TASK DESCRIPTION ▸
Scan the data for "Total" and copy the lines it appears in.

DATASET RECORDS ▸
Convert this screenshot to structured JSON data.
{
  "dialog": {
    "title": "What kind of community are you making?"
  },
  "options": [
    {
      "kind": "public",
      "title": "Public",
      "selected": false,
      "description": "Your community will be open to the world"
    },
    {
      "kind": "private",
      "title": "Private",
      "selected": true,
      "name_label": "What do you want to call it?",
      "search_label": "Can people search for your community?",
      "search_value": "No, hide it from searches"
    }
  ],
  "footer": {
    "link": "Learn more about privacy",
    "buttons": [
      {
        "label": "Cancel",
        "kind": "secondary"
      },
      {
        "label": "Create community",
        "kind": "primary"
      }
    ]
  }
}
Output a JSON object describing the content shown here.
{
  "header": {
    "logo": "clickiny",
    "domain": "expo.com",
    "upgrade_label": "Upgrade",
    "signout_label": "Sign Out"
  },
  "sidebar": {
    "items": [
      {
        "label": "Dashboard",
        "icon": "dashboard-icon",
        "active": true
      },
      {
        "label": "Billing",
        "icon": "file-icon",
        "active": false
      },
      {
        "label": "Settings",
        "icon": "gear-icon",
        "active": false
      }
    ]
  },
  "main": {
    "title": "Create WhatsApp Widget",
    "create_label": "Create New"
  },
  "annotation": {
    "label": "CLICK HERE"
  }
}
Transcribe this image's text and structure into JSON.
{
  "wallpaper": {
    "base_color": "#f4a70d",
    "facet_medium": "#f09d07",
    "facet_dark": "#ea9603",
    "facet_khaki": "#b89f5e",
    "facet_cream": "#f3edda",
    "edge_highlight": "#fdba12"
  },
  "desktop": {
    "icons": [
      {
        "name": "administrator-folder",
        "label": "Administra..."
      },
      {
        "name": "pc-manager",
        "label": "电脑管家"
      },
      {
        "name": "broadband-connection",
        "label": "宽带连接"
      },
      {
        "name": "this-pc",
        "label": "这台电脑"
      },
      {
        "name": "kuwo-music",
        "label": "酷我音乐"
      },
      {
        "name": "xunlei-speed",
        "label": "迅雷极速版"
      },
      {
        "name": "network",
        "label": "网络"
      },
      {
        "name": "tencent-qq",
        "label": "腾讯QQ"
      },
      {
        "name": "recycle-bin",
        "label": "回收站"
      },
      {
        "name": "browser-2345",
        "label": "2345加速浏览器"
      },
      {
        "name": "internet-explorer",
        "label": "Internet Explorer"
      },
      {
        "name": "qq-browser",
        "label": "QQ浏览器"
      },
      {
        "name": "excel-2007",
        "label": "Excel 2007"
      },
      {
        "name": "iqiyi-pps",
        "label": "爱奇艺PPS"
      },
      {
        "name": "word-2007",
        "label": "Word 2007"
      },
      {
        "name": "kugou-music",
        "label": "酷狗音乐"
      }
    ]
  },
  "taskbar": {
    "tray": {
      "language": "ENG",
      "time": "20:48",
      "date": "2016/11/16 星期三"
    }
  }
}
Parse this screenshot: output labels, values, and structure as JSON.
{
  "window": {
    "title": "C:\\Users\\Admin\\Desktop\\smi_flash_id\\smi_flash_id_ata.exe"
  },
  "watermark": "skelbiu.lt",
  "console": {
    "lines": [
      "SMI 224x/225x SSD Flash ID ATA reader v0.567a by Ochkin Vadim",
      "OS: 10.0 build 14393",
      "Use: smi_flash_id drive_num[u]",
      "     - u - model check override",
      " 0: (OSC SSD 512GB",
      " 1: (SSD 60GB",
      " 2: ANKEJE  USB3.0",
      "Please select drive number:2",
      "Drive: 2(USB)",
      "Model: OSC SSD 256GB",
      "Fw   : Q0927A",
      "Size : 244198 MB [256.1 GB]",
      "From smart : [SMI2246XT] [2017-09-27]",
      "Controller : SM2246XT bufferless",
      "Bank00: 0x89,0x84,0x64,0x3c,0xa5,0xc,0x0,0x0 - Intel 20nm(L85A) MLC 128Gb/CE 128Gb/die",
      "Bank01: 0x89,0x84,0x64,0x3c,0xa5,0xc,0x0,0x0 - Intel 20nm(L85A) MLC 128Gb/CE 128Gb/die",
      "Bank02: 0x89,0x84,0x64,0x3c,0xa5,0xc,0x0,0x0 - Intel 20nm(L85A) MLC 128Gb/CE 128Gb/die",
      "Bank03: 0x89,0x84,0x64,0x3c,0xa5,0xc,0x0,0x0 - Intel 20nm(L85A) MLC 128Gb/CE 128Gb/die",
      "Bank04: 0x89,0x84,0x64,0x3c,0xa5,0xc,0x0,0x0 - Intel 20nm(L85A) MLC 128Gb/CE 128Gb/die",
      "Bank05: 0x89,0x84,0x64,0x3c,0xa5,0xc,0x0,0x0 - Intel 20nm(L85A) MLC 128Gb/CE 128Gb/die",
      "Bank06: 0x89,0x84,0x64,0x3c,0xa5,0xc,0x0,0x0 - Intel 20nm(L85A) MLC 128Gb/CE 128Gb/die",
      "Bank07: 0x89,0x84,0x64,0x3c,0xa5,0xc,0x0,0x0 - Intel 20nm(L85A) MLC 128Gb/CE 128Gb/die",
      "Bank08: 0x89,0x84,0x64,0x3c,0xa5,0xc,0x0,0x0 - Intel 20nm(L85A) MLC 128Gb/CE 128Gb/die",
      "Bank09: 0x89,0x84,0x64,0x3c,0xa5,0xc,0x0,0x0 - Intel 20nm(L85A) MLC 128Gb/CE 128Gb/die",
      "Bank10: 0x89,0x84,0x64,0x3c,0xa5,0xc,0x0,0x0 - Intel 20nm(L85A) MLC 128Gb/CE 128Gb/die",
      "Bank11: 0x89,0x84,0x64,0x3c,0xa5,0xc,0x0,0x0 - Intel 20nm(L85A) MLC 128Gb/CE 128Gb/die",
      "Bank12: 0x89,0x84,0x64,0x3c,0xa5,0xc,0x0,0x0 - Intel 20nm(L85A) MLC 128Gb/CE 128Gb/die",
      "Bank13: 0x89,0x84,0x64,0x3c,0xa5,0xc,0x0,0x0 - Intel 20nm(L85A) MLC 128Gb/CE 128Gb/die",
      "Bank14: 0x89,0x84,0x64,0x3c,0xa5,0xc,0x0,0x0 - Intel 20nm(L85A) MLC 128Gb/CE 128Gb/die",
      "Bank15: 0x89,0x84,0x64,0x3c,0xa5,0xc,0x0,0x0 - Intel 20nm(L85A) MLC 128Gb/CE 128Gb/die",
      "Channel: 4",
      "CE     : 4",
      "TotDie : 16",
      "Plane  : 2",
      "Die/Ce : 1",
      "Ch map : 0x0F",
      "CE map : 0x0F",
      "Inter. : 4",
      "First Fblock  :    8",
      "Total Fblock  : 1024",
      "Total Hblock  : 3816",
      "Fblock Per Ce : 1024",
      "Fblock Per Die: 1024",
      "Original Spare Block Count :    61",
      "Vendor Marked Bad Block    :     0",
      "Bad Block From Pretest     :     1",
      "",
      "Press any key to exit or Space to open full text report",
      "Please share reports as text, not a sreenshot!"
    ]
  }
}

RESPONSE TO THE TASK ▸
      "Total Fblock  : 1024",
      "Total Hblock  : 3816",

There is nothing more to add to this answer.